Task directions — Copy the data that follows exactly, and include none of its images.

[Web page and app entries]
****************************************

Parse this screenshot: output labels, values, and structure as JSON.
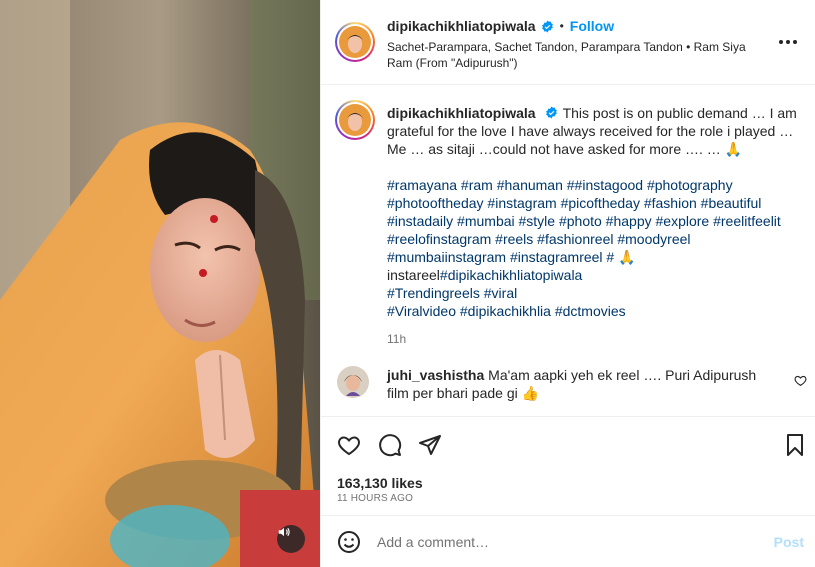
{
  "post": {
    "username": "dipikachikhliatopiwala",
    "follow_label": "Follow",
    "separator": "•",
    "audio": "Sachet-Parampara, Sachet Tandon, Parampara Tandon • Ram Siya Ram (From \"Adipurush\")"
  },
  "caption": {
    "username": "dipikachikhliatopiwala",
    "text": "This post is on public demand … I am grateful for the love I have always received for the role i played … Me … as sitaji …could not have asked for more …. …  🙏",
    "tag_lines": [
      "#ramayana #ram #hanuman ##instagood #photography",
      "#photooftheday #instagram #picoftheday #fashion #beautiful",
      "#instadaily #mumbai #style #photo #happy #explore #reelitfeelit",
      "#reelofinstagram #reels #fashionreel #moodyreel",
      "#mumbaiinstagram #instagramreel # 🙏"
    ],
    "plain_prefix": "instareel",
    "tag_after_prefix": "#dipikachikhliatopiwala",
    "tag_lines_2": [
      "#Trendingreels #viral",
      "#Viralvideo #dipikachikhlia #dctmovies"
    ],
    "time": "11h"
  },
  "comment": {
    "username": "juhi_vashistha",
    "text": "Ma'am aapki yeh ek reel …. Puri Adipurush film per bhari pade gi 👍"
  },
  "stats": {
    "likes": "163,130 likes",
    "posted": "11 HOURS AGO"
  },
  "composer": {
    "placeholder": "Add a comment…",
    "post_label": "Post"
  },
  "icons": {
    "verified": "verified-badge-icon",
    "more": "more-options-icon",
    "like": "heart-icon",
    "comment": "comment-bubble-icon",
    "share": "paper-plane-icon",
    "save": "bookmark-icon",
    "emoji": "emoji-icon",
    "sound": "speaker-icon"
  },
  "colors": {
    "link": "#00376b",
    "follow": "#0095f6",
    "verified": "#0095f6",
    "muted": "#737373",
    "post_disabled": "#b2dffc"
  }
}
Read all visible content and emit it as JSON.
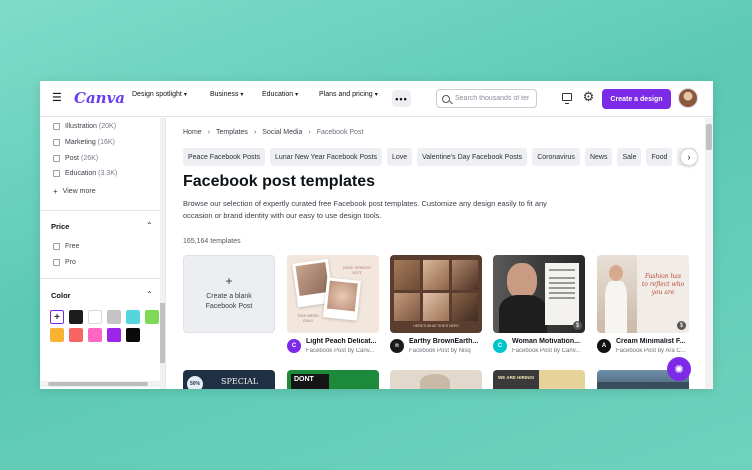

****************************************

Written solution —
Parse this screenshot: output labels, values, and structure as JSON.
{
  "post": {
    "username": "dipikachikhliatopiwala",
    "follow_label": "Follow",
    "separator": "•",
    "audio": "Sachet-Parampara, Sachet Tandon, Parampara Tandon • Ram Siya Ram (From \"Adipurush\")"
  },
  "caption": {
    "username": "dipikachikhliatopiwala",
    "text": "This post is on public demand … I am grateful for the love I have always received for the role i played … Me … as sitaji …could not have asked for more …. …  🙏",
    "tag_lines": [
      "#ramayana #ram #hanuman ##instagood #photography",
      "#photooftheday #instagram #picoftheday #fashion #beautiful",
      "#instadaily #mumbai #style #photo #happy #explore #reelitfeelit",
      "#reelofinstagram #reels #fashionreel #moodyreel",
      "#mumbaiinstagram #instagramreel # 🙏"
    ],
    "plain_prefix": "instareel",
    "tag_after_prefix": "#dipikachikhliatopiwala",
    "tag_lines_2": [
      "#Trendingreels #viral",
      "#Viralvideo #dipikachikhlia #dctmovies"
    ],
    "time": "11h"
  },
  "comment": {
    "username": "juhi_vashistha",
    "text": "Ma'am aapki yeh ek reel …. Puri Adipurush film per bhari pade gi 👍"
  },
  "stats": {
    "likes": "163,130 likes",
    "posted": "11 HOURS AGO"
  },
  "composer": {
    "placeholder": "Add a comment…",
    "post_label": "Post"
  },
  "icons": {
    "verified": "verified-badge-icon",
    "more": "more-options-icon",
    "like": "heart-icon",
    "comment": "comment-bubble-icon",
    "share": "paper-plane-icon",
    "save": "bookmark-icon",
    "emoji": "emoji-icon",
    "sound": "speaker-icon"
  },
  "colors": {
    "link": "#00376b",
    "follow": "#0095f6",
    "verified": "#0095f6",
    "muted": "#737373",
    "post_disabled": "#b2dffc"
  }
}
Read all visible content and emit it as JSON.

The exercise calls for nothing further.